▶ **What is needed**: Lines holding the string "Rouen" are the ones to copy; find them all in the data.

▶ **Entries supplied**:

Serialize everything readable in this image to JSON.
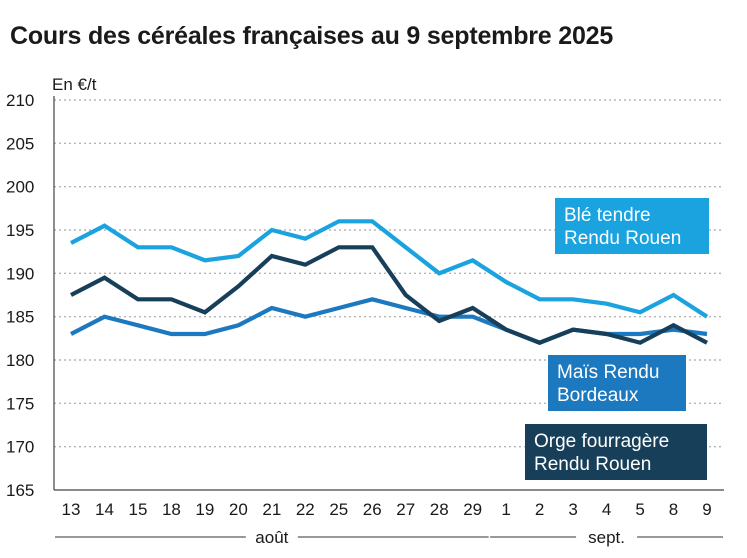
{
  "chart_data": {
    "type": "line",
    "title": "Cours des céréales françaises au 9 septembre 2025",
    "ylabel": "En €/t",
    "ylim": [
      165,
      210
    ],
    "yticks": [
      165,
      170,
      175,
      180,
      185,
      190,
      195,
      200,
      205,
      210
    ],
    "grid": true,
    "categories": [
      "13",
      "14",
      "15",
      "18",
      "19",
      "20",
      "21",
      "22",
      "25",
      "26",
      "27",
      "28",
      "29",
      "1",
      "2",
      "3",
      "4",
      "5",
      "8",
      "9"
    ],
    "month_groups": [
      {
        "label": "août",
        "start": "13",
        "end": "29"
      },
      {
        "label": "sept.",
        "start": "1",
        "end": "9"
      }
    ],
    "series": [
      {
        "name": "Blé tendre Rendu Rouen",
        "label_lines": [
          "Blé tendre",
          "Rendu Rouen"
        ],
        "color": "#1aa3df",
        "values": [
          193.5,
          195.5,
          193,
          193,
          191.5,
          192,
          195,
          194,
          196,
          196,
          193,
          190,
          191.5,
          189,
          187,
          187,
          186.5,
          185.5,
          187.5,
          185
        ]
      },
      {
        "name": "Maïs Rendu Bordeaux",
        "label_lines": [
          "Maïs Rendu",
          "Bordeaux"
        ],
        "color": "#1c78bf",
        "values": [
          183,
          185,
          184,
          183,
          183,
          184,
          186,
          185,
          186,
          187,
          186,
          185,
          185,
          183.5,
          182,
          183.5,
          183,
          183,
          183.5,
          183
        ]
      },
      {
        "name": "Orge fourragère Rendu Rouen",
        "label_lines": [
          "Orge fourragère",
          "Rendu Rouen"
        ],
        "color": "#183f5a",
        "values": [
          187.5,
          189.5,
          187,
          187,
          185.5,
          188.5,
          192,
          191,
          193,
          193,
          187.5,
          184.5,
          186,
          183.5,
          182,
          183.5,
          183,
          182,
          184,
          182
        ]
      }
    ]
  }
}
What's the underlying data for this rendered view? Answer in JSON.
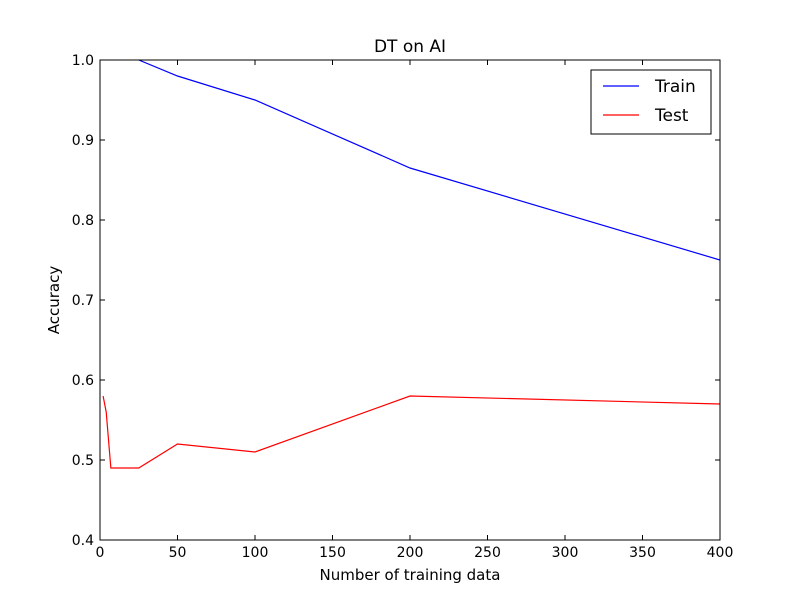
{
  "chart_data": {
    "type": "line",
    "title": "DT on AI",
    "xlabel": "Number of training data",
    "ylabel": "Accuracy",
    "xlim": [
      0,
      400
    ],
    "ylim": [
      0.4,
      1.0
    ],
    "xticks": [
      0,
      50,
      100,
      150,
      200,
      250,
      300,
      350,
      400
    ],
    "xtick_labels": [
      "0",
      "50",
      "100",
      "150",
      "200",
      "250",
      "300",
      "350",
      "400"
    ],
    "yticks": [
      0.4,
      0.5,
      0.6,
      0.7,
      0.8,
      0.9,
      1.0
    ],
    "ytick_labels": [
      "0.4",
      "0.5",
      "0.6",
      "0.7",
      "0.8",
      "0.9",
      "1.0"
    ],
    "grid": false,
    "legend": {
      "placement": "top-right"
    },
    "series": [
      {
        "name": "Train",
        "color": "#0000ff",
        "x": [
          25,
          50,
          100,
          200,
          400
        ],
        "y": [
          1.0,
          0.98,
          0.95,
          0.865,
          0.75
        ]
      },
      {
        "name": "Test",
        "color": "#ff0000",
        "x": [
          2,
          4,
          7,
          25,
          50,
          100,
          200,
          400
        ],
        "y": [
          0.58,
          0.56,
          0.49,
          0.49,
          0.52,
          0.51,
          0.58,
          0.57
        ]
      }
    ]
  }
}
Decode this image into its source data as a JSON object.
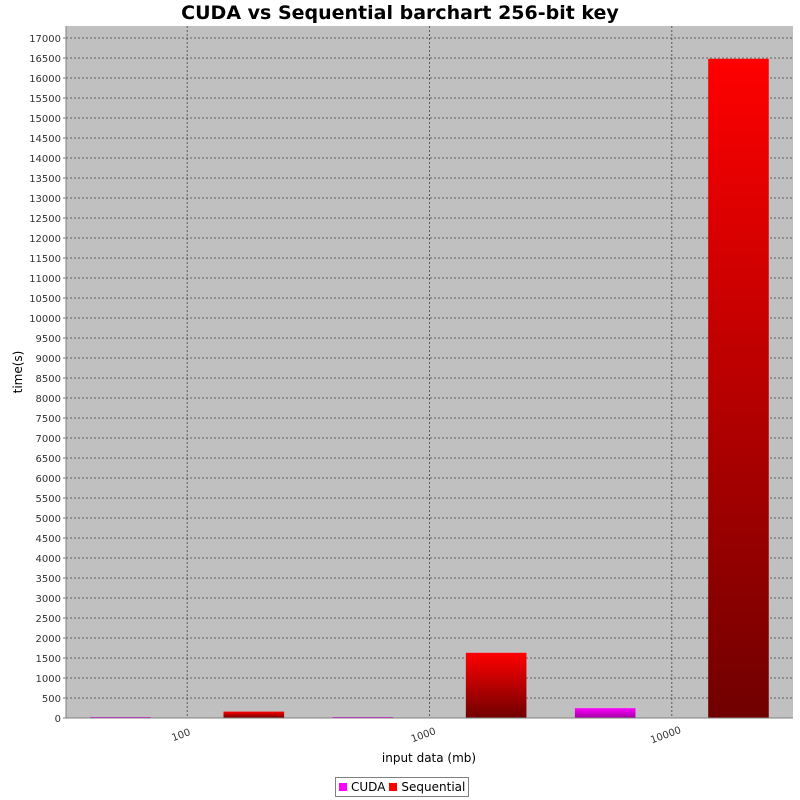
{
  "chart_data": {
    "type": "bar",
    "title": "CUDA vs Sequential barchart 256-bit key",
    "xlabel": "input data (mb)",
    "ylabel": "time(s)",
    "categories": [
      "100",
      "1000",
      "10000"
    ],
    "series": [
      {
        "name": "CUDA",
        "values": [
          2,
          18,
          245
        ],
        "color": "#ff00ff",
        "color_dark": "#a000a0"
      },
      {
        "name": "Sequential",
        "values": [
          160,
          1630,
          16480
        ],
        "color": "#ff0000",
        "color_dark": "#700000"
      }
    ],
    "ylim": [
      0,
      17300
    ],
    "y_tick_step": 500,
    "grid": true,
    "grid_style": "dashed",
    "plot_background": "#c0c0c0",
    "legend_position": "bottom-center"
  }
}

▶ **Output below**:
        "name": "Blé tendre Rendu Rouen",
          "Rendu Rouen"
        "name": "Orge fourragère Rendu Rouen",
          "Rendu Rouen"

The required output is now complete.